● **WHAT TO PRODUCE**
Every line must be returned precisely as it is written.

Data entries
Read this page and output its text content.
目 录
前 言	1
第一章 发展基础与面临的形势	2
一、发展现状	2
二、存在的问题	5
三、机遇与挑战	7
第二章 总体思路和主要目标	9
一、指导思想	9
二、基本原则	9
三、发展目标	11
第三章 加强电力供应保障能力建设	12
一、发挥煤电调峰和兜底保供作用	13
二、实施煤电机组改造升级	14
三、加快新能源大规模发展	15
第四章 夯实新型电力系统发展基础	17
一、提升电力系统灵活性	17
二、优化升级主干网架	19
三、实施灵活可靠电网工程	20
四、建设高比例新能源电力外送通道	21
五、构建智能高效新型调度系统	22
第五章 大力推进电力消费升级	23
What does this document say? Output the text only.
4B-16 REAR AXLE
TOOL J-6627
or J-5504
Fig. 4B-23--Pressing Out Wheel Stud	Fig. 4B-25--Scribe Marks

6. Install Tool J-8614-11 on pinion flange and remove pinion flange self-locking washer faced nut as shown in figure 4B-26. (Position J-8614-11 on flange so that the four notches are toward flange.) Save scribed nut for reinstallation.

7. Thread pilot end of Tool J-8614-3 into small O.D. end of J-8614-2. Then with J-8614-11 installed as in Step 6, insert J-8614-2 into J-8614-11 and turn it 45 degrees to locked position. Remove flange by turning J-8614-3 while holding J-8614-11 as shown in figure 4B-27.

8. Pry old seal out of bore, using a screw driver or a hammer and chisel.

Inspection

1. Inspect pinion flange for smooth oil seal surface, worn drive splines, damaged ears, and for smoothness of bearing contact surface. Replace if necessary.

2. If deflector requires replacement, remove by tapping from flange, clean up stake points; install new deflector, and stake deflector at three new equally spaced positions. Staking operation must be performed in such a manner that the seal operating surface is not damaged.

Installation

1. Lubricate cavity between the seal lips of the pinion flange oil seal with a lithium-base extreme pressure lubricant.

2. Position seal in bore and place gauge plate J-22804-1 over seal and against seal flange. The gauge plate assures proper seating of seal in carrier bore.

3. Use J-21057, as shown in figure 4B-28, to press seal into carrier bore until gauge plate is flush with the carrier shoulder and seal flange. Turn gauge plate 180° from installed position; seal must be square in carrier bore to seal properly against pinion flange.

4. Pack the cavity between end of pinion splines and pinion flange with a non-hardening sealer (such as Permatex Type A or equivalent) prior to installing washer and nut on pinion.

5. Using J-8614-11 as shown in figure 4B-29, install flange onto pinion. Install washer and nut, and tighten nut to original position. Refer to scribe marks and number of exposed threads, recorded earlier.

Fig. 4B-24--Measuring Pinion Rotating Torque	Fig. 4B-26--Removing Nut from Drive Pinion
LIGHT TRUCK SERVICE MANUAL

● **EXPECTED ANSWER**
Read this page and output its text content.
目 录
前 言	1
第一章 发展基础与面临的形势	2
一、发展现状	2
二、存在的问题	5
三、机遇与挑战	7
第二章 总体思路和主要目标	9
一、指导思想	9
二、基本原则	9
三、发展目标	11
第三章 加强电力供应保障能力建设	12
一、发挥煤电调峰和兜底保供作用	13
二、实施煤电机组改造升级	14
三、加快新能源大规模发展	15
第四章 夯实新型电力系统发展基础	17
一、提升电力系统灵活性	17
二、优化升级主干网架	19
三、实施灵活可靠电网工程	20
四、建设高比例新能源电力外送通道	21
五、构建智能高效新型调度系统	22
第五章 大力推进电力消费升级	23
What does this document say? Output the text only.
4B-16 REAR AXLE
TOOL J-6627
or J-5504
Fig. 4B-23--Pressing Out Wheel Stud	Fig. 4B-25--Scribe Marks

6. Install Tool J-8614-11 on pinion flange and remove pinion flange self-locking washer faced nut as shown in figure 4B-26. (Position J-8614-11 on flange so that the four notches are toward flange.) Save scribed nut for reinstallation.

7. Thread pilot end of Tool J-8614-3 into small O.D. end of J-8614-2. Then with J-8614-11 installed as in Step 6, insert J-8614-2 into J-8614-11 and turn it 45 degrees to locked position. Remove flange by turning J-8614-3 while holding J-8614-11 as shown in figure 4B-27.

8. Pry old seal out of bore, using a screw driver or a hammer and chisel.

Inspection

1. Inspect pinion flange for smooth oil seal surface, worn drive splines, damaged ears, and for smoothness of bearing contact surface. Replace if necessary.

2. If deflector requires replacement, remove by tapping from flange, clean up stake points; install new deflector, and stake deflector at three new equally spaced positions. Staking operation must be performed in such a manner that the seal operating surface is not damaged.

Installation

1. Lubricate cavity between the seal lips of the pinion flange oil seal with a lithium-base extreme pressure lubricant.

2. Position seal in bore and place gauge plate J-22804-1 over seal and against seal flange. The gauge plate assures proper seating of seal in carrier bore.

3. Use J-21057, as shown in figure 4B-28, to press seal into carrier bore until gauge plate is flush with the carrier shoulder and seal flange. Turn gauge plate 180° from installed position; seal must be square in carrier bore to seal properly against pinion flange.

4. Pack the cavity between end of pinion splines and pinion flange with a non-hardening sealer (such as Permatex Type A or equivalent) prior to installing washer and nut on pinion.

5. Using J-8614-11 as shown in figure 4B-29, install flange onto pinion. Install washer and nut, and tighten nut to original position. Refer to scribe marks and number of exposed threads, recorded earlier.

Fig. 4B-24--Measuring Pinion Rotating Torque	Fig. 4B-26--Removing Nut from Drive Pinion
LIGHT TRUCK SERVICE MANUAL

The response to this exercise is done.